<<<<

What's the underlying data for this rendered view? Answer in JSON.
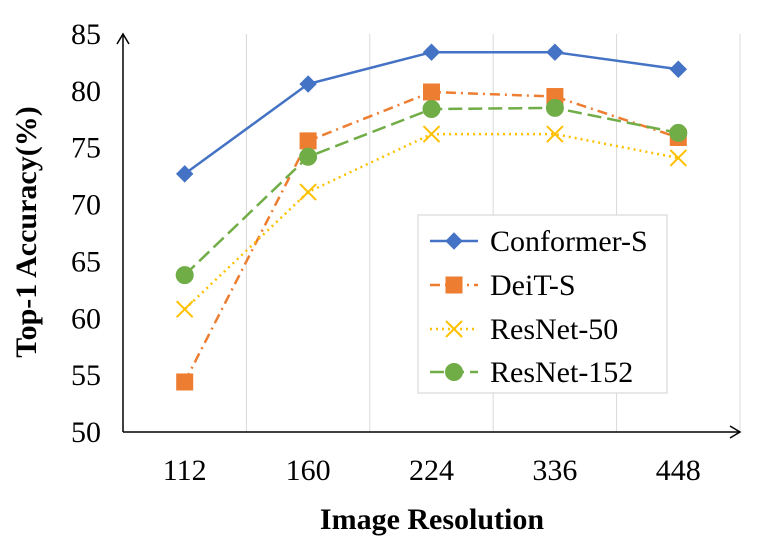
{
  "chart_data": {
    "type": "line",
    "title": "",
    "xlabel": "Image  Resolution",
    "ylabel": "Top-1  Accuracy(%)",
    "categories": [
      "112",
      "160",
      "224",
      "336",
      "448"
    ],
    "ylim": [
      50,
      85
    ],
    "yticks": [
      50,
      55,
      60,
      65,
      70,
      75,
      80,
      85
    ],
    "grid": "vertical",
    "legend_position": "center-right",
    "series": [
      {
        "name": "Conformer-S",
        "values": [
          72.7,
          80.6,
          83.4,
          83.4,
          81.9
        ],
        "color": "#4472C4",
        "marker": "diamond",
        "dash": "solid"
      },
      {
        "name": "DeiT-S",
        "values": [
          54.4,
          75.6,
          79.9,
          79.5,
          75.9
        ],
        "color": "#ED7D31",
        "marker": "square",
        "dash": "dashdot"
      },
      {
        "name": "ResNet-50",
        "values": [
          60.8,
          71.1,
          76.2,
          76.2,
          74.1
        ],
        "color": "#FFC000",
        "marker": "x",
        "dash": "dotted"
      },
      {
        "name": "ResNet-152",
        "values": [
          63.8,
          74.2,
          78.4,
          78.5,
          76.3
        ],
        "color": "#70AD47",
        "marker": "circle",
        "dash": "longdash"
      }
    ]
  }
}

>>>>

## Job
Print the records word for word and exclude any picture they hold.

## Reply
What's the underlying data for this rendered view? Answer in JSON.
{
  "chart_data": {
    "type": "line",
    "title": "",
    "xlabel": "Image  Resolution",
    "ylabel": "Top-1  Accuracy(%)",
    "categories": [
      "112",
      "160",
      "224",
      "336",
      "448"
    ],
    "ylim": [
      50,
      85
    ],
    "yticks": [
      50,
      55,
      60,
      65,
      70,
      75,
      80,
      85
    ],
    "grid": "vertical",
    "legend_position": "center-right",
    "series": [
      {
        "name": "Conformer-S",
        "values": [
          72.7,
          80.6,
          83.4,
          83.4,
          81.9
        ],
        "color": "#4472C4",
        "marker": "diamond",
        "dash": "solid"
      },
      {
        "name": "DeiT-S",
        "values": [
          54.4,
          75.6,
          79.9,
          79.5,
          75.9
        ],
        "color": "#ED7D31",
        "marker": "square",
        "dash": "dashdot"
      },
      {
        "name": "ResNet-50",
        "values": [
          60.8,
          71.1,
          76.2,
          76.2,
          74.1
        ],
        "color": "#FFC000",
        "marker": "x",
        "dash": "dotted"
      },
      {
        "name": "ResNet-152",
        "values": [
          63.8,
          74.2,
          78.4,
          78.5,
          76.3
        ],
        "color": "#70AD47",
        "marker": "circle",
        "dash": "longdash"
      }
    ]
  }
}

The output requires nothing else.